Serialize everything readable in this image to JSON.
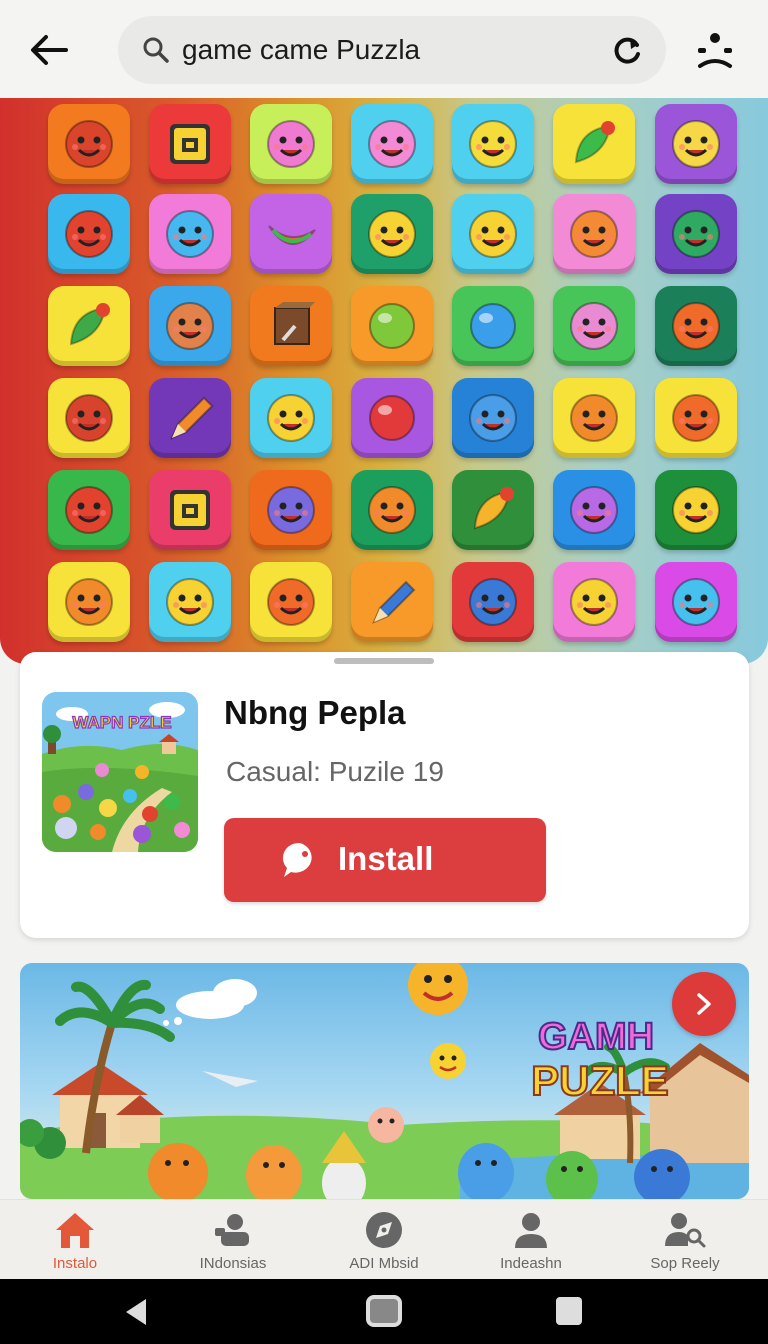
{
  "search": {
    "query": "game came Puzzla"
  },
  "app": {
    "title": "Nbng Pepla",
    "subtitle": "Casual: Puzile 19",
    "install_label": "Install",
    "thumb_logo": "WAPN PZLE"
  },
  "promo": {
    "logo_line1": "GAMH",
    "logo_line2": "PUZLE"
  },
  "nav": [
    {
      "label": "Instalo",
      "icon": "home-icon"
    },
    {
      "label": "INdonsias",
      "icon": "people-icon"
    },
    {
      "label": "ADI Mbsid",
      "icon": "compass-icon"
    },
    {
      "label": "Indeashn",
      "icon": "person-icon"
    },
    {
      "label": "Sop Reely",
      "icon": "account-search-icon"
    }
  ],
  "colors": {
    "accent": "#dc3d3f",
    "active_nav": "#e4583a"
  },
  "grid_tiles": [
    {
      "bg": "#f47a20",
      "fg": "#d9442a",
      "icon": "face"
    },
    {
      "bg": "#ec3a3a",
      "fg": "#f6d233",
      "icon": "disk"
    },
    {
      "bg": "#c7ef59",
      "fg": "#f07ad0",
      "icon": "face"
    },
    {
      "bg": "#4fd0ef",
      "fg": "#f28ad6",
      "icon": "face"
    },
    {
      "bg": "#4fd0ef",
      "fg": "#f4dc3a",
      "icon": "face"
    },
    {
      "bg": "#f7e23a",
      "fg": "#3dbb4a",
      "icon": "leaf"
    },
    {
      "bg": "#9a55d8",
      "fg": "#f6d846",
      "icon": "face"
    },
    {
      "bg": "#39b8ee",
      "fg": "#e2432e",
      "icon": "face"
    },
    {
      "bg": "#f27ad8",
      "fg": "#46b8ef",
      "icon": "face"
    },
    {
      "bg": "#c363e6",
      "fg": "#e86a2a",
      "icon": "banana"
    },
    {
      "bg": "#1f9f6a",
      "fg": "#f6d233",
      "icon": "face"
    },
    {
      "bg": "#4fd0ef",
      "fg": "#f6d233",
      "icon": "face"
    },
    {
      "bg": "#f28ad6",
      "fg": "#f58a34",
      "icon": "face"
    },
    {
      "bg": "#7442c4",
      "fg": "#2faa62",
      "icon": "face"
    },
    {
      "bg": "#f7e23a",
      "fg": "#3da947",
      "icon": "leaf"
    },
    {
      "bg": "#3aa8ea",
      "fg": "#e2824a",
      "icon": "face"
    },
    {
      "bg": "#f27a1e",
      "fg": "#7a4a2a",
      "icon": "box"
    },
    {
      "bg": "#f79a2a",
      "fg": "#7ec83a",
      "icon": "ball"
    },
    {
      "bg": "#47c558",
      "fg": "#3a9eea",
      "icon": "ball"
    },
    {
      "bg": "#47c558",
      "fg": "#e98bd2",
      "icon": "face"
    },
    {
      "bg": "#1b7f5a",
      "fg": "#f06a2a",
      "icon": "face"
    },
    {
      "bg": "#f7e23a",
      "fg": "#d8432e",
      "icon": "face"
    },
    {
      "bg": "#7338b8",
      "fg": "#f08a2a",
      "icon": "pencil"
    },
    {
      "bg": "#4fd0ef",
      "fg": "#f6d233",
      "icon": "face"
    },
    {
      "bg": "#a857e0",
      "fg": "#e23a3a",
      "icon": "ball"
    },
    {
      "bg": "#2582d6",
      "fg": "#4a9ee8",
      "icon": "face"
    },
    {
      "bg": "#f7e23a",
      "fg": "#f08a2a",
      "icon": "face"
    },
    {
      "bg": "#f7e23a",
      "fg": "#f06a2a",
      "icon": "face"
    },
    {
      "bg": "#38b84a",
      "fg": "#e2432e",
      "icon": "face"
    },
    {
      "bg": "#ea3d6a",
      "fg": "#f6d233",
      "icon": "disk"
    },
    {
      "bg": "#f06a1e",
      "fg": "#7a6ae0",
      "icon": "face"
    },
    {
      "bg": "#1c9f5c",
      "fg": "#f08a2a",
      "icon": "face"
    },
    {
      "bg": "#2f8f3a",
      "fg": "#f6b42a",
      "icon": "leaf"
    },
    {
      "bg": "#2a90e6",
      "fg": "#b86ae6",
      "icon": "face"
    },
    {
      "bg": "#1e8f3a",
      "fg": "#f6d233",
      "icon": "face"
    },
    {
      "bg": "#f7e23a",
      "fg": "#f08a2a",
      "icon": "face"
    },
    {
      "bg": "#4fd0ef",
      "fg": "#f6d233",
      "icon": "face"
    },
    {
      "bg": "#f7e23a",
      "fg": "#f06a2a",
      "icon": "face"
    },
    {
      "bg": "#f79a2a",
      "fg": "#3a7ad6",
      "icon": "pencil"
    },
    {
      "bg": "#e23a3a",
      "fg": "#3a7ad6",
      "icon": "face"
    },
    {
      "bg": "#f27ad8",
      "fg": "#f6d233",
      "icon": "face"
    },
    {
      "bg": "#d94ae6",
      "fg": "#46c0ef",
      "icon": "face"
    }
  ]
}
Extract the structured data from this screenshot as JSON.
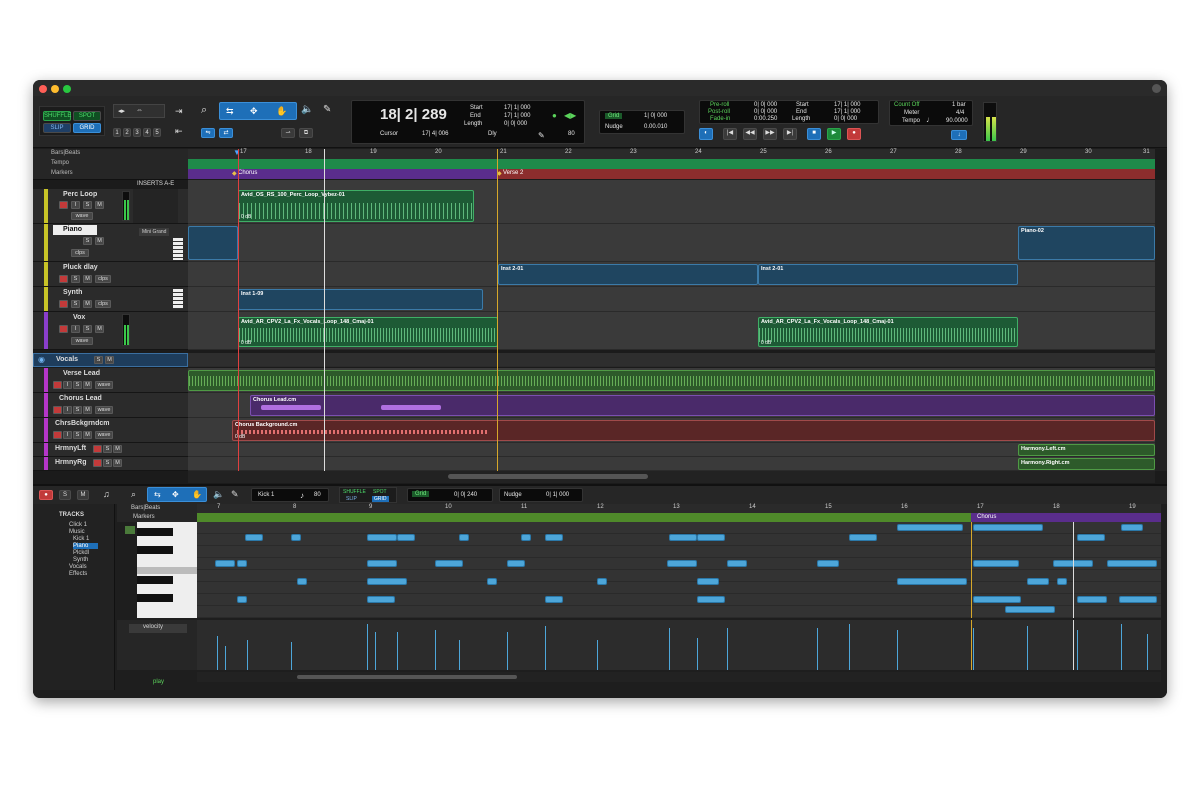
{
  "window": {
    "colors": {
      "close": "#ff5f57",
      "minimize": "#febc2e",
      "zoom": "#28c840"
    }
  },
  "toolbar": {
    "edit_modes": {
      "shuffle": "SHUFFLE",
      "spot": "SPOT",
      "slip": "SLIP",
      "grid": "GRID"
    },
    "zoom_presets": [
      "1",
      "2",
      "3",
      "4",
      "5"
    ],
    "counter": {
      "main": "18| 2| 289",
      "cursor_label": "Cursor",
      "cursor_value": "17| 4| 006"
    },
    "selection": {
      "start_label": "Start",
      "end_label": "End",
      "length_label": "Length",
      "start": "17| 1| 000",
      "end": "17| 1| 000",
      "length": "0| 0| 000"
    },
    "dly_label": "Dly",
    "nudge_value_top": "80",
    "grid": {
      "grid_label": "Grid",
      "grid_value": "1| 0| 000",
      "nudge_label": "Nudge",
      "nudge_value": "0.00.010"
    },
    "transport": {
      "preroll_label": "Pre-roll",
      "postroll_label": "Post-roll",
      "fadein_label": "Fade-in",
      "preroll": "0| 0| 000",
      "postroll": "0| 0| 000",
      "fadein": "0:00.250",
      "start_label": "Start",
      "end_label": "End",
      "length_label": "Length",
      "start": "17| 1| 000",
      "end": "17| 1| 000",
      "length": "0| 0| 000"
    },
    "counter2": {
      "countoff_label": "Count Off",
      "meter_label": "Meter",
      "tempo_label": "Tempo",
      "countoff": "1 bar",
      "meter": "4/4",
      "tempo": "90.0000"
    }
  },
  "edit": {
    "rulers": {
      "bars": "Bars|Beats",
      "tempo": "Tempo",
      "markers": "Markers"
    },
    "bar_numbers": [
      "17",
      "18",
      "19",
      "20",
      "21",
      "22",
      "23",
      "24",
      "25",
      "26",
      "27",
      "28",
      "29",
      "30",
      "31"
    ],
    "markers": {
      "chorus": "Chorus",
      "verse2": "Verse 2"
    },
    "inserts_label": "INSERTS A-E",
    "mini_grand": "Mini Grand",
    "tracks": [
      {
        "name": "Perc Loop",
        "color": "#c7c427"
      },
      {
        "name": "Piano",
        "color": "#c7c427"
      },
      {
        "name": "Pluck dlay",
        "color": "#c7c427"
      },
      {
        "name": "Synth",
        "color": "#c7c427"
      },
      {
        "name": "Vox",
        "color": "#8a3ecb"
      },
      {
        "name": "Vocals",
        "color": "#2f6fb0"
      },
      {
        "name": "Verse Lead",
        "color": "#b536c9"
      },
      {
        "name": "Chorus Lead",
        "color": "#b536c9"
      },
      {
        "name": "ChrsBckgrndcm",
        "color": "#b536c9"
      },
      {
        "name": "HrmnyLft",
        "color": "#b536c9"
      },
      {
        "name": "HrmnyRg",
        "color": "#b536c9"
      }
    ],
    "track_btn": {
      "s": "S",
      "m": "M",
      "i": "I",
      "wave": "wave",
      "clips": "clps",
      "rec": "R"
    },
    "clips": {
      "perc": "Avid_OS_RS_100_Perc_Loop_Vybez-01",
      "perc_gain": "0 dB",
      "piano": "Piano-02",
      "inst2a": "Inst 2-01",
      "inst2b": "Inst 2-01",
      "inst1": "Inst 1-09",
      "vox1": "Avid_AR_CPV2_La_Fx_Vocals_Loop_148_Cmaj-01",
      "vox2": "Avid_AR_CPV2_La_Fx_Vocals_Loop_148_Cmaj-01",
      "vox_gain": "0 dB",
      "chorus_lead": "Chorus Lead.cm",
      "chorus_bg": "Chorus Background.cm",
      "chorus_bg_gain": "0 dB",
      "harmony_l": "Harmony.Left.cm",
      "harmony_r": "Harmony.Right.cm"
    }
  },
  "midi": {
    "track": "Kick 1",
    "velocity_value": "80",
    "grid_label": "Grid",
    "grid_value": "0| 0| 240",
    "nudge_label": "Nudge",
    "nudge_value": "0| 1| 000",
    "tracks_header": "TRACKS",
    "track_list": [
      "Click 1",
      "Music",
      "Kick 1",
      "Piano",
      "Plckdl",
      "Synth",
      "Vocals",
      "Effects"
    ],
    "rulers": {
      "bars": "Bars|Beats",
      "markers": "Markers"
    },
    "bar_numbers": [
      "7",
      "8",
      "9",
      "10",
      "11",
      "12",
      "13",
      "14",
      "15",
      "16",
      "17",
      "18",
      "19"
    ],
    "marker": "Chorus",
    "velocity_lane": "velocity",
    "status": "play"
  }
}
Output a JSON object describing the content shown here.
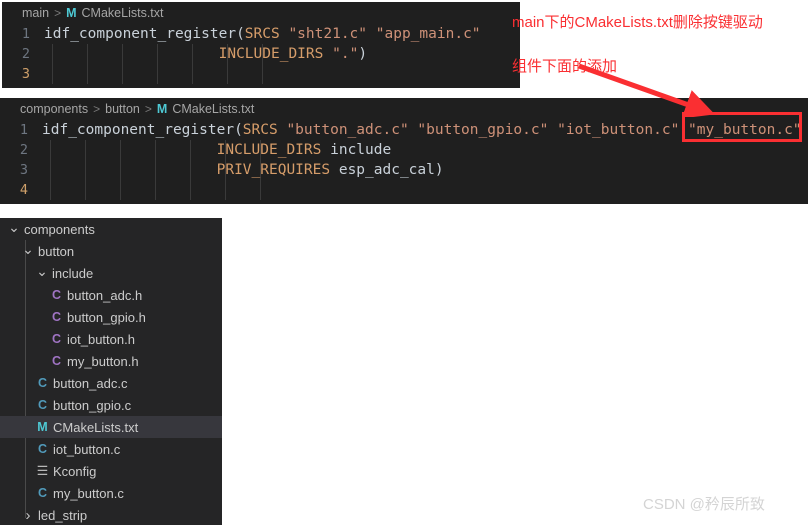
{
  "editors": [
    {
      "id": "main-cmakelists",
      "breadcrumb": {
        "segments": [
          "main"
        ],
        "separator": ">",
        "file_icon": "M",
        "file_name": "CMakeLists.txt"
      },
      "lines": [
        {
          "number": "1",
          "tokens": [
            {
              "text": "idf_component_register",
              "cls": "t-fn"
            },
            {
              "text": "(",
              "cls": "t-punct"
            },
            {
              "text": "SRCS",
              "cls": "t-kw"
            },
            {
              "text": " ",
              "cls": "t-plain"
            },
            {
              "text": "\"sht21.c\"",
              "cls": "t-str"
            },
            {
              "text": " ",
              "cls": "t-plain"
            },
            {
              "text": "\"app_main.c\"",
              "cls": "t-str"
            }
          ]
        },
        {
          "number": "2",
          "tokens": [
            {
              "text": "                    ",
              "cls": "t-plain"
            },
            {
              "text": "INCLUDE_DIRS",
              "cls": "t-kw"
            },
            {
              "text": " ",
              "cls": "t-plain"
            },
            {
              "text": "\".\"",
              "cls": "t-str"
            },
            {
              "text": ")",
              "cls": "t-punct"
            }
          ]
        },
        {
          "number": "3",
          "tokens": []
        }
      ]
    },
    {
      "id": "button-cmakelists",
      "breadcrumb": {
        "segments": [
          "components",
          "button"
        ],
        "separator": ">",
        "file_icon": "M",
        "file_name": "CMakeLists.txt"
      },
      "lines": [
        {
          "number": "1",
          "tokens": [
            {
              "text": "idf_component_register",
              "cls": "t-fn"
            },
            {
              "text": "(",
              "cls": "t-punct"
            },
            {
              "text": "SRCS",
              "cls": "t-kw"
            },
            {
              "text": " ",
              "cls": "t-plain"
            },
            {
              "text": "\"button_adc.c\"",
              "cls": "t-str"
            },
            {
              "text": " ",
              "cls": "t-plain"
            },
            {
              "text": "\"button_gpio.c\"",
              "cls": "t-str"
            },
            {
              "text": " ",
              "cls": "t-plain"
            },
            {
              "text": "\"iot_button.c\"",
              "cls": "t-str"
            },
            {
              "text": " ",
              "cls": "t-plain"
            },
            {
              "text": "\"my_button.c\"",
              "cls": "t-str"
            }
          ]
        },
        {
          "number": "2",
          "tokens": [
            {
              "text": "                    ",
              "cls": "t-plain"
            },
            {
              "text": "INCLUDE_DIRS",
              "cls": "t-kw"
            },
            {
              "text": " ",
              "cls": "t-plain"
            },
            {
              "text": "include",
              "cls": "t-plain"
            }
          ]
        },
        {
          "number": "3",
          "tokens": [
            {
              "text": "                    ",
              "cls": "t-plain"
            },
            {
              "text": "PRIV_REQUIRES",
              "cls": "t-kw"
            },
            {
              "text": " ",
              "cls": "t-plain"
            },
            {
              "text": "esp_adc_cal",
              "cls": "t-plain"
            },
            {
              "text": ")",
              "cls": "t-punct"
            }
          ]
        },
        {
          "number": "4",
          "tokens": []
        }
      ]
    }
  ],
  "file_tree": {
    "items": [
      {
        "label": "components",
        "indent": 0,
        "chevron": "expanded",
        "icon": null,
        "selected": false
      },
      {
        "label": "button",
        "indent": 1,
        "chevron": "expanded",
        "icon": null,
        "selected": false
      },
      {
        "label": "include",
        "indent": 2,
        "chevron": "expanded",
        "icon": null,
        "selected": false
      },
      {
        "label": "button_adc.h",
        "indent": 3,
        "chevron": null,
        "icon": "C",
        "icon_kind": "header",
        "selected": false
      },
      {
        "label": "button_gpio.h",
        "indent": 3,
        "chevron": null,
        "icon": "C",
        "icon_kind": "header",
        "selected": false
      },
      {
        "label": "iot_button.h",
        "indent": 3,
        "chevron": null,
        "icon": "C",
        "icon_kind": "header",
        "selected": false
      },
      {
        "label": "my_button.h",
        "indent": 3,
        "chevron": null,
        "icon": "C",
        "icon_kind": "header",
        "selected": false
      },
      {
        "label": "button_adc.c",
        "indent": 2,
        "chevron": null,
        "icon": "C",
        "icon_kind": "source",
        "selected": false
      },
      {
        "label": "button_gpio.c",
        "indent": 2,
        "chevron": null,
        "icon": "C",
        "icon_kind": "source",
        "selected": false
      },
      {
        "label": "CMakeLists.txt",
        "indent": 2,
        "chevron": null,
        "icon": "M",
        "icon_kind": "cmake",
        "selected": true
      },
      {
        "label": "iot_button.c",
        "indent": 2,
        "chevron": null,
        "icon": "C",
        "icon_kind": "source",
        "selected": false
      },
      {
        "label": "Kconfig",
        "indent": 2,
        "chevron": null,
        "icon": "☰",
        "icon_kind": "kconfig",
        "selected": false
      },
      {
        "label": "my_button.c",
        "indent": 2,
        "chevron": null,
        "icon": "C",
        "icon_kind": "source",
        "selected": false
      },
      {
        "label": "led_strip",
        "indent": 1,
        "chevron": "collapsed",
        "icon": null,
        "selected": false
      }
    ]
  },
  "annotations": {
    "line1": "main下的CMakeLists.txt删除按键驱动",
    "line2": "组件下面的添加",
    "color": "#fa2f32",
    "highlight_target": "\"my_button.c\""
  },
  "watermark": "CSDN @矜辰所致"
}
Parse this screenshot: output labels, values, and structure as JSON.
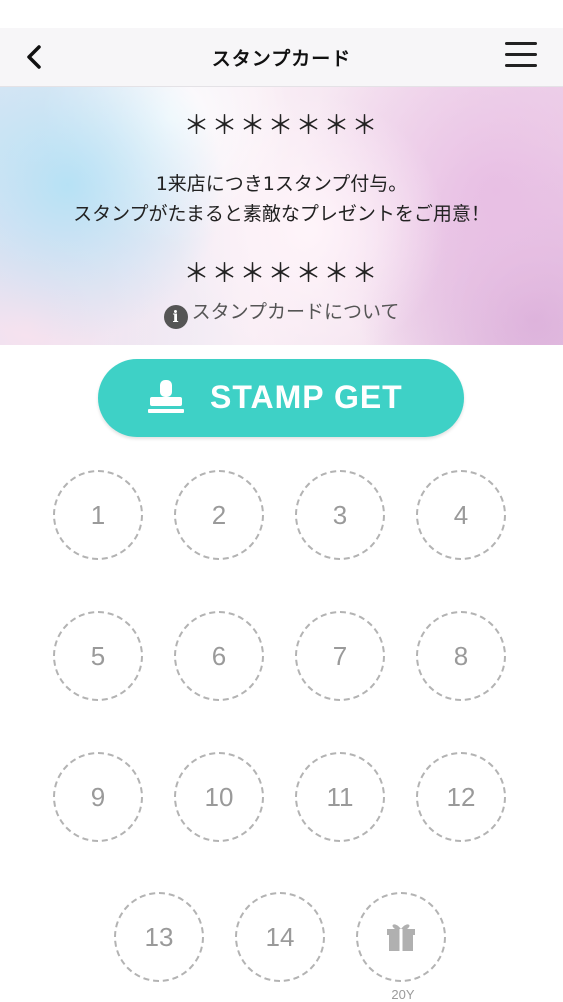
{
  "nav": {
    "title": "スタンプカード",
    "back_icon": "chevron-left-icon",
    "menu_icon": "hamburger-menu-icon"
  },
  "banner": {
    "top_mask": "＊＊＊＊＊＊＊",
    "line1": "1来店につき1スタンプ付与。",
    "line2": "スタンプがたまると素敵なプレゼントをご用意！",
    "bottom_mask": "＊＊＊＊＊＊＊",
    "about_link": "スタンプカードについて",
    "info_icon": "info-icon"
  },
  "stamp_button": {
    "label": "STAMP GET",
    "icon": "stamp-icon",
    "color": "#3ed1c6"
  },
  "stamp_slots": [
    "1",
    "2",
    "3",
    "4",
    "5",
    "6",
    "7",
    "8",
    "9",
    "10",
    "11",
    "12",
    "13",
    "14"
  ],
  "reward_slot": {
    "icon": "gift-icon",
    "label": "20Y"
  }
}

------

DIRECTIVE =
Reproduce verbatim, and only, the lines starting at the one that contains "Parse this screenshot: output" and ending with the final line of the records; leave out the pictures.

WRITTEN SOLUTION =
Parse this screenshot: output labels, values, and structure as JSON.
{
  "nav": {
    "title": "スタンプカード",
    "back_icon": "chevron-left-icon",
    "menu_icon": "hamburger-menu-icon"
  },
  "banner": {
    "top_mask": "＊＊＊＊＊＊＊",
    "line1": "1来店につき1スタンプ付与。",
    "line2": "スタンプがたまると素敵なプレゼントをご用意！",
    "bottom_mask": "＊＊＊＊＊＊＊",
    "about_link": "スタンプカードについて",
    "info_icon": "info-icon"
  },
  "stamp_button": {
    "label": "STAMP GET",
    "icon": "stamp-icon",
    "color": "#3ed1c6"
  },
  "stamp_slots": [
    "1",
    "2",
    "3",
    "4",
    "5",
    "6",
    "7",
    "8",
    "9",
    "10",
    "11",
    "12",
    "13",
    "14"
  ],
  "reward_slot": {
    "icon": "gift-icon",
    "label": "20Y"
  }
}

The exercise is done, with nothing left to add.